--- Start of Records to use ---

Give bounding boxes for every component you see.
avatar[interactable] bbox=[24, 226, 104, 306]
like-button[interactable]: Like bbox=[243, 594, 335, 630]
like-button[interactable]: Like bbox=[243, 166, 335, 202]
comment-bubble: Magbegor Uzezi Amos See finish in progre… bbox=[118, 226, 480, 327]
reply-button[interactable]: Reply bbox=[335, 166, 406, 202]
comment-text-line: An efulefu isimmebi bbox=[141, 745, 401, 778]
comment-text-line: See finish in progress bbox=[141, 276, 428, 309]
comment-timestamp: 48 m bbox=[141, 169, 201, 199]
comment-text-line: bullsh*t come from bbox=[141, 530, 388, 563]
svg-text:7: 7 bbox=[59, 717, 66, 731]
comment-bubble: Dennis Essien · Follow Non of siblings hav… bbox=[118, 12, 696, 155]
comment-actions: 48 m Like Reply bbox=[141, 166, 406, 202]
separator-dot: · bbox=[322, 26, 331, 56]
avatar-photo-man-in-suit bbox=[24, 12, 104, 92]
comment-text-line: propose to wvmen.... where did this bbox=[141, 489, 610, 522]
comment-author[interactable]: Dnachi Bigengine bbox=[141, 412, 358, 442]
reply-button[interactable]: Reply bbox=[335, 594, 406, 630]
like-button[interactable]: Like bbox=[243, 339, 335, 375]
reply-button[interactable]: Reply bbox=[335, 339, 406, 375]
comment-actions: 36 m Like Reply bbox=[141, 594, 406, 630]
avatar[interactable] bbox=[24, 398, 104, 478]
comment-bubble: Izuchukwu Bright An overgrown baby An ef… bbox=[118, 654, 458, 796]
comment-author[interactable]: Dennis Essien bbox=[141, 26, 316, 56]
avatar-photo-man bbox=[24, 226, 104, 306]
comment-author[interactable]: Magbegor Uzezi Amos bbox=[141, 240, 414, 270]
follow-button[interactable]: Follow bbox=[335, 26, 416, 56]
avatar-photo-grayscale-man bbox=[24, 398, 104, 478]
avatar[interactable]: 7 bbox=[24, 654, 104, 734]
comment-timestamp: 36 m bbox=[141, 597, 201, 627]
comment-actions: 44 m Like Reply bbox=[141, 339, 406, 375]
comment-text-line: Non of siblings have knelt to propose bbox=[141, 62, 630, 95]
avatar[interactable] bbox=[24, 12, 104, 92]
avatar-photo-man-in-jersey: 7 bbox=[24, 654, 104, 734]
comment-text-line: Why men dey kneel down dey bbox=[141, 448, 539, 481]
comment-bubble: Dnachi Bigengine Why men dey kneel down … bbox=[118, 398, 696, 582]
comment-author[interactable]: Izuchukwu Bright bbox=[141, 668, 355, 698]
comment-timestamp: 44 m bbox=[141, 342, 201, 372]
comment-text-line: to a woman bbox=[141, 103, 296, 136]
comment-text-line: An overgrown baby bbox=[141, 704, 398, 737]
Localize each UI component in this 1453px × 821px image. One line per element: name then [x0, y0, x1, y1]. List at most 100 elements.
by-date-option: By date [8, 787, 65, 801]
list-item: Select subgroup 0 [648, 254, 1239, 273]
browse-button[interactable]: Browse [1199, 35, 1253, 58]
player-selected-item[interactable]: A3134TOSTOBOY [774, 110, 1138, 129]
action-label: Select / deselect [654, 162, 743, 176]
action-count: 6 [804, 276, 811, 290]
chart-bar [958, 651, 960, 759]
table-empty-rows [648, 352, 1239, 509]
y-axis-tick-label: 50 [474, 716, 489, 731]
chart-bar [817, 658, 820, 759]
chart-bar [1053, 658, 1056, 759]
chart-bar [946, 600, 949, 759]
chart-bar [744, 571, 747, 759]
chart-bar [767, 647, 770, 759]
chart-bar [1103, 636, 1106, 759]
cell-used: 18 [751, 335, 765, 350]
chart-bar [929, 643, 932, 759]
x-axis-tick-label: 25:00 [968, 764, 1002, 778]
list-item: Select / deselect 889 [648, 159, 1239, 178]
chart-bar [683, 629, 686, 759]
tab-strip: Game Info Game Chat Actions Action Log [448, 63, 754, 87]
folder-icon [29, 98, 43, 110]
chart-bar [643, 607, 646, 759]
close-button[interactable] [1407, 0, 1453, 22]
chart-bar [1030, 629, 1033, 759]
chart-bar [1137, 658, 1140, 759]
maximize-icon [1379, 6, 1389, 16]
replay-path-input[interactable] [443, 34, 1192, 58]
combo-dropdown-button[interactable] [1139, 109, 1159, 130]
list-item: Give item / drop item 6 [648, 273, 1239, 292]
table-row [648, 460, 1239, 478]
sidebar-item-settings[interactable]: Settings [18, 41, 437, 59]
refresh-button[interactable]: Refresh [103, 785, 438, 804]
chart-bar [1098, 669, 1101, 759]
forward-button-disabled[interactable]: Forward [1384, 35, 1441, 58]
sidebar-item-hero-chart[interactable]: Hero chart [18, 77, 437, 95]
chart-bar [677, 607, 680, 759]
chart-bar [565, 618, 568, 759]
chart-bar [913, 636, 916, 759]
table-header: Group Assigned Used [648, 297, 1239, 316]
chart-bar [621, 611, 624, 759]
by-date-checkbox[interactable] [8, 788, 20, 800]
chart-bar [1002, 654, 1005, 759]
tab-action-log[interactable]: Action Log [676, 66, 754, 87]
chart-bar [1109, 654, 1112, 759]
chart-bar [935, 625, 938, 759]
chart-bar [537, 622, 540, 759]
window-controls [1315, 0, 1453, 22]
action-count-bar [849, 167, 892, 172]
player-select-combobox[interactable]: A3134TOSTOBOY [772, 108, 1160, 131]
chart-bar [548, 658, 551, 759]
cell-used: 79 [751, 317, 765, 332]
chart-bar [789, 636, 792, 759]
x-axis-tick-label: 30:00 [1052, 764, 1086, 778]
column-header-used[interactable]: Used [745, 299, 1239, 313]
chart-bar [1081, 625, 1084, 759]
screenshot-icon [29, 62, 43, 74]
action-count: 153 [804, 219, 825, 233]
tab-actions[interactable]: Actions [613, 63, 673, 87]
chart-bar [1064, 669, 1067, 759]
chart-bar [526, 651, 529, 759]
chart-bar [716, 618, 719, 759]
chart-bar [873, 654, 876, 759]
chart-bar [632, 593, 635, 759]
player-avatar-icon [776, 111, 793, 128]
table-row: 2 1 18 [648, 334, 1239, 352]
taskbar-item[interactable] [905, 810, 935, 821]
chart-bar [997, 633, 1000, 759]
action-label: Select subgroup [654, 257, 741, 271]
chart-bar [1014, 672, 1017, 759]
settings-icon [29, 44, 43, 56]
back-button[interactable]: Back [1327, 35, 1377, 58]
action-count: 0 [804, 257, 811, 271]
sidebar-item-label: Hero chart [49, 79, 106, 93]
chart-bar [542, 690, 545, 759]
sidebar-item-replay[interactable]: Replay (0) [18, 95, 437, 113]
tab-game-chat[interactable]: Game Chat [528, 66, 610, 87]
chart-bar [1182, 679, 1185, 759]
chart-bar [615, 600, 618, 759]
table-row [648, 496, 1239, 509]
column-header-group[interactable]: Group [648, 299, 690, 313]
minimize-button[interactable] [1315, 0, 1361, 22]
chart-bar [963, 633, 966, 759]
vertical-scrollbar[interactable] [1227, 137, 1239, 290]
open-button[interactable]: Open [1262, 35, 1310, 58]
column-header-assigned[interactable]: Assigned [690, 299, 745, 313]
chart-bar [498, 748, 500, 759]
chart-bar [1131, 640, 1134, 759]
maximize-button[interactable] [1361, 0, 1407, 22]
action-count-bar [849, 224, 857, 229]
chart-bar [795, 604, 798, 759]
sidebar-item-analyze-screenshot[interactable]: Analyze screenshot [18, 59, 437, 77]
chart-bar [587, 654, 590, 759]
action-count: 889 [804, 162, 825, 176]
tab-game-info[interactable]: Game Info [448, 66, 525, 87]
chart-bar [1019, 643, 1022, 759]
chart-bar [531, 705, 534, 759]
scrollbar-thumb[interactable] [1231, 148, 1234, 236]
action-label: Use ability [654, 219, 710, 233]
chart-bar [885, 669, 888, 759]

--- End of Records to use ---

What needs to be done
Rewrite the records from the start through the line that contains "svg-text:7: 7 bbox=[59, 717, 66, 731]", both ends included, with every "interactable" changed to "clickable" and nothing else changed.

Solved exercise
Give bounding boxes for every component you see.
avatar[clickable] bbox=[24, 226, 104, 306]
like-button[clickable]: Like bbox=[243, 594, 335, 630]
like-button[clickable]: Like bbox=[243, 166, 335, 202]
comment-bubble: Magbegor Uzezi Amos See finish in progre… bbox=[118, 226, 480, 327]
reply-button[clickable]: Reply bbox=[335, 166, 406, 202]
comment-text-line: An efulefu isimmebi bbox=[141, 745, 401, 778]
comment-text-line: See finish in progress bbox=[141, 276, 428, 309]
comment-timestamp: 48 m bbox=[141, 169, 201, 199]
comment-text-line: bullsh*t come from bbox=[141, 530, 388, 563]
svg-text:7: 7 bbox=[59, 717, 66, 731]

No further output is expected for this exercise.